## [Problem requirements]
Reproduce every record below exactly as written, leaving out any pictures.

(Figure content listings)
[START]
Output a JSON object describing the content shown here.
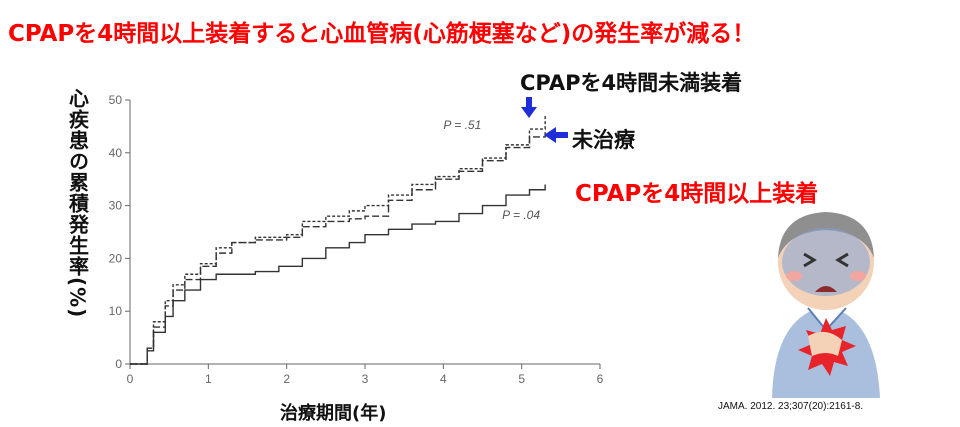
{
  "headline": "CPAPを4時間以上装着すると心血管病(心筋梗塞など)の発生率が減る！",
  "labels": {
    "short_use": "CPAPを4時間未満装着",
    "untreated": "未治療",
    "long_use": "CPAPを4時間以上装着"
  },
  "citation": "JAMA. 2012. 23;307(20):2161-8.",
  "colors": {
    "headline": "#ff0000",
    "arrow": "#1f2fd8",
    "curve": "#333333"
  },
  "chart_data": {
    "type": "line",
    "xlabel": "治療期間(年)",
    "ylabel": "心疾患の累積発生率(%)",
    "xlim": [
      0,
      6
    ],
    "ylim": [
      0,
      50
    ],
    "xticks": [
      0,
      1,
      2,
      3,
      4,
      5,
      6
    ],
    "yticks": [
      0,
      10,
      20,
      30,
      40,
      50
    ],
    "annotations": [
      {
        "text": "P = .51",
        "x": 4.0,
        "y": 44.5
      },
      {
        "text": "P = .04",
        "x": 4.75,
        "y": 27.5
      }
    ],
    "series": [
      {
        "name": "CPAPを4時間未満装着",
        "style": "short-dash",
        "x": [
          0,
          0.15,
          0.22,
          0.3,
          0.45,
          0.55,
          0.7,
          0.9,
          1.1,
          1.3,
          1.6,
          2.0,
          2.2,
          2.5,
          2.8,
          3.0,
          3.3,
          3.6,
          3.9,
          4.2,
          4.5,
          4.8,
          5.1,
          5.3
        ],
        "values": [
          0,
          0,
          3,
          8,
          12,
          15,
          17,
          19,
          22,
          23,
          24,
          24.5,
          27,
          28,
          29,
          30,
          32,
          34,
          35.5,
          37,
          39,
          41.5,
          44.5,
          47
        ]
      },
      {
        "name": "未治療",
        "style": "long-dash",
        "x": [
          0,
          0.15,
          0.22,
          0.3,
          0.45,
          0.55,
          0.7,
          0.9,
          1.1,
          1.3,
          1.6,
          2.0,
          2.2,
          2.5,
          2.8,
          3.0,
          3.3,
          3.6,
          3.9,
          4.2,
          4.5,
          4.8,
          5.1,
          5.3
        ],
        "values": [
          0,
          0,
          3,
          7,
          11,
          14,
          16,
          18.5,
          21,
          23,
          23.5,
          24,
          26,
          27,
          27.5,
          28,
          31,
          33,
          35,
          36.5,
          38.5,
          41,
          43,
          44
        ]
      },
      {
        "name": "CPAPを4時間以上装着",
        "style": "solid",
        "x": [
          0,
          0.15,
          0.22,
          0.3,
          0.45,
          0.55,
          0.7,
          0.9,
          1.1,
          1.3,
          1.6,
          1.9,
          2.2,
          2.5,
          2.8,
          3.0,
          3.3,
          3.6,
          3.9,
          4.2,
          4.5,
          4.8,
          5.1,
          5.3
        ],
        "values": [
          0,
          0,
          2.5,
          6,
          9,
          12,
          14,
          16,
          17,
          17,
          17.5,
          18.5,
          20,
          22,
          23,
          24.5,
          25.5,
          26.5,
          27,
          28.5,
          30,
          32,
          33,
          34
        ]
      }
    ]
  }
}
[END]
## [Exercise response]
Output a JSON object describing the content shown here.
{
  "headline": "CPAPを4時間以上装着すると心血管病(心筋梗塞など)の発生率が減る！",
  "labels": {
    "short_use": "CPAPを4時間未満装着",
    "untreated": "未治療",
    "long_use": "CPAPを4時間以上装着"
  },
  "citation": "JAMA. 2012. 23;307(20):2161-8.",
  "colors": {
    "headline": "#ff0000",
    "arrow": "#1f2fd8",
    "curve": "#333333"
  },
  "chart_data": {
    "type": "line",
    "xlabel": "治療期間(年)",
    "ylabel": "心疾患の累積発生率(%)",
    "xlim": [
      0,
      6
    ],
    "ylim": [
      0,
      50
    ],
    "xticks": [
      0,
      1,
      2,
      3,
      4,
      5,
      6
    ],
    "yticks": [
      0,
      10,
      20,
      30,
      40,
      50
    ],
    "annotations": [
      {
        "text": "P = .51",
        "x": 4.0,
        "y": 44.5
      },
      {
        "text": "P = .04",
        "x": 4.75,
        "y": 27.5
      }
    ],
    "series": [
      {
        "name": "CPAPを4時間未満装着",
        "style": "short-dash",
        "x": [
          0,
          0.15,
          0.22,
          0.3,
          0.45,
          0.55,
          0.7,
          0.9,
          1.1,
          1.3,
          1.6,
          2.0,
          2.2,
          2.5,
          2.8,
          3.0,
          3.3,
          3.6,
          3.9,
          4.2,
          4.5,
          4.8,
          5.1,
          5.3
        ],
        "values": [
          0,
          0,
          3,
          8,
          12,
          15,
          17,
          19,
          22,
          23,
          24,
          24.5,
          27,
          28,
          29,
          30,
          32,
          34,
          35.5,
          37,
          39,
          41.5,
          44.5,
          47
        ]
      },
      {
        "name": "未治療",
        "style": "long-dash",
        "x": [
          0,
          0.15,
          0.22,
          0.3,
          0.45,
          0.55,
          0.7,
          0.9,
          1.1,
          1.3,
          1.6,
          2.0,
          2.2,
          2.5,
          2.8,
          3.0,
          3.3,
          3.6,
          3.9,
          4.2,
          4.5,
          4.8,
          5.1,
          5.3
        ],
        "values": [
          0,
          0,
          3,
          7,
          11,
          14,
          16,
          18.5,
          21,
          23,
          23.5,
          24,
          26,
          27,
          27.5,
          28,
          31,
          33,
          35,
          36.5,
          38.5,
          41,
          43,
          44
        ]
      },
      {
        "name": "CPAPを4時間以上装着",
        "style": "solid",
        "x": [
          0,
          0.15,
          0.22,
          0.3,
          0.45,
          0.55,
          0.7,
          0.9,
          1.1,
          1.3,
          1.6,
          1.9,
          2.2,
          2.5,
          2.8,
          3.0,
          3.3,
          3.6,
          3.9,
          4.2,
          4.5,
          4.8,
          5.1,
          5.3
        ],
        "values": [
          0,
          0,
          2.5,
          6,
          9,
          12,
          14,
          16,
          17,
          17,
          17.5,
          18.5,
          20,
          22,
          23,
          24.5,
          25.5,
          26.5,
          27,
          28.5,
          30,
          32,
          33,
          34
        ]
      }
    ]
  }
}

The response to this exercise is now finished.